┌────────

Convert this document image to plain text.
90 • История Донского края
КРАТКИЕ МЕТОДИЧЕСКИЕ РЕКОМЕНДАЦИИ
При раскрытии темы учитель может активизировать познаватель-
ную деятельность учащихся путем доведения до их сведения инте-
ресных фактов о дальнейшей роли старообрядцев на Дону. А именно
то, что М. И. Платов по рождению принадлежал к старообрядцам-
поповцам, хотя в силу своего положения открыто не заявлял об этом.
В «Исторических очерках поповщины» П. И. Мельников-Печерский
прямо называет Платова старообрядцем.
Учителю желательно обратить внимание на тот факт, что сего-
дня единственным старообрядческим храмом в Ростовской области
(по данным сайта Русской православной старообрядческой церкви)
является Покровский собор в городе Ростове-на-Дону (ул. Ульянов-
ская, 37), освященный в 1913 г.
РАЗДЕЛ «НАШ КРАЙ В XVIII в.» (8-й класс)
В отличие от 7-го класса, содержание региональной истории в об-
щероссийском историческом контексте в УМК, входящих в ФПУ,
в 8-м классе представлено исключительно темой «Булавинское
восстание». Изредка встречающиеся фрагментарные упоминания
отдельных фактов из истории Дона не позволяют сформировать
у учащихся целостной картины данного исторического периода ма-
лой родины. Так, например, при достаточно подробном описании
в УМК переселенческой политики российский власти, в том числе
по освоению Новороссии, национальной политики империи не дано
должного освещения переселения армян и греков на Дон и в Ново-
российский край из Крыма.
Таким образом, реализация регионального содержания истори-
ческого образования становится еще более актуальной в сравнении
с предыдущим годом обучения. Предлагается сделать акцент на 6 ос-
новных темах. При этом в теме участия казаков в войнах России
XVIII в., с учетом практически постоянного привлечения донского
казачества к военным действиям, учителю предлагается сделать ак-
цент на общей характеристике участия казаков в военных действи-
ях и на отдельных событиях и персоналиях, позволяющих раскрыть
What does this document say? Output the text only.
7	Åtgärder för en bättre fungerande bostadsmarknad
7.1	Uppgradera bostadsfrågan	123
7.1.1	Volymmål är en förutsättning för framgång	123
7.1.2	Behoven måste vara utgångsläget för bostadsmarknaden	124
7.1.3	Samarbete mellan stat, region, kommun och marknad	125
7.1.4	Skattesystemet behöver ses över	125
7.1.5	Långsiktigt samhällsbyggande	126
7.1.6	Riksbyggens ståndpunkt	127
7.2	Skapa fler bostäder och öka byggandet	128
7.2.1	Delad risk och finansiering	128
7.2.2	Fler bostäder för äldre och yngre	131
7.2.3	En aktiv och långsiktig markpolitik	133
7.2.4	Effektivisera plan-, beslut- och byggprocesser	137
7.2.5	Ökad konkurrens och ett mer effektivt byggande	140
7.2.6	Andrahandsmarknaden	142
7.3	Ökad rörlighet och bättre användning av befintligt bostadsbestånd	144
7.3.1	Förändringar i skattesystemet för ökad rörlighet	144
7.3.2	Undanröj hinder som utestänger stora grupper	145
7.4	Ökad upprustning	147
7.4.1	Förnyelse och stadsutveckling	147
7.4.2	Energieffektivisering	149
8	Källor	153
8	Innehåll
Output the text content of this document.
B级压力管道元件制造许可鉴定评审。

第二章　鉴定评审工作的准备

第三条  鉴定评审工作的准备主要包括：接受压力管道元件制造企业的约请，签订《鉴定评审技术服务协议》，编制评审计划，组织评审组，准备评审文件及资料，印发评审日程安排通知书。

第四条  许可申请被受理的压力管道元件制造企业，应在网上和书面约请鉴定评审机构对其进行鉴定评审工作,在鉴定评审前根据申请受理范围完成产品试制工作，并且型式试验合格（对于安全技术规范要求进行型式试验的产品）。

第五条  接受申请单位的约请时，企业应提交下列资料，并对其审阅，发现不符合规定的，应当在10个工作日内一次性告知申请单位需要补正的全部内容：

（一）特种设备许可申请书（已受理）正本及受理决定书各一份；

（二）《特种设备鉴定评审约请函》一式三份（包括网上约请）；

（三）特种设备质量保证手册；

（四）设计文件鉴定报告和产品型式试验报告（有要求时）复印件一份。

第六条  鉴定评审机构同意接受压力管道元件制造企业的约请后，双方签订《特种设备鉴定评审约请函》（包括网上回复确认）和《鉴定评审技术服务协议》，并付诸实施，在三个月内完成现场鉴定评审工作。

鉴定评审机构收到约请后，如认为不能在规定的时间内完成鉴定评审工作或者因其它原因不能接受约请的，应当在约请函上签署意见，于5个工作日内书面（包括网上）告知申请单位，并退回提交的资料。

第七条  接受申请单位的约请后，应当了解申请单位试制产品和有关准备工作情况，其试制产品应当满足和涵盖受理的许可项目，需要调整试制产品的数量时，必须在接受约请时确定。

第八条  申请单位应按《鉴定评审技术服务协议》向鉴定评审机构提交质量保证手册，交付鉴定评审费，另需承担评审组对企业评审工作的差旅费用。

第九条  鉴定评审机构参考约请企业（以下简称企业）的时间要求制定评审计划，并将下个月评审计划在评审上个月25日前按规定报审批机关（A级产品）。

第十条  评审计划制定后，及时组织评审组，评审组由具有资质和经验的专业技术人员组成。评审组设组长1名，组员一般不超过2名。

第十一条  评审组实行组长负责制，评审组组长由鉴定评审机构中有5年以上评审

└────────

■ To be done ■
Identify and extract each line of the listing that contains "казаков".

■ Finished answer ■
новных темах. При этом в теме участия казаков в войнах России
цент на общей характеристике участия казаков в военных действи-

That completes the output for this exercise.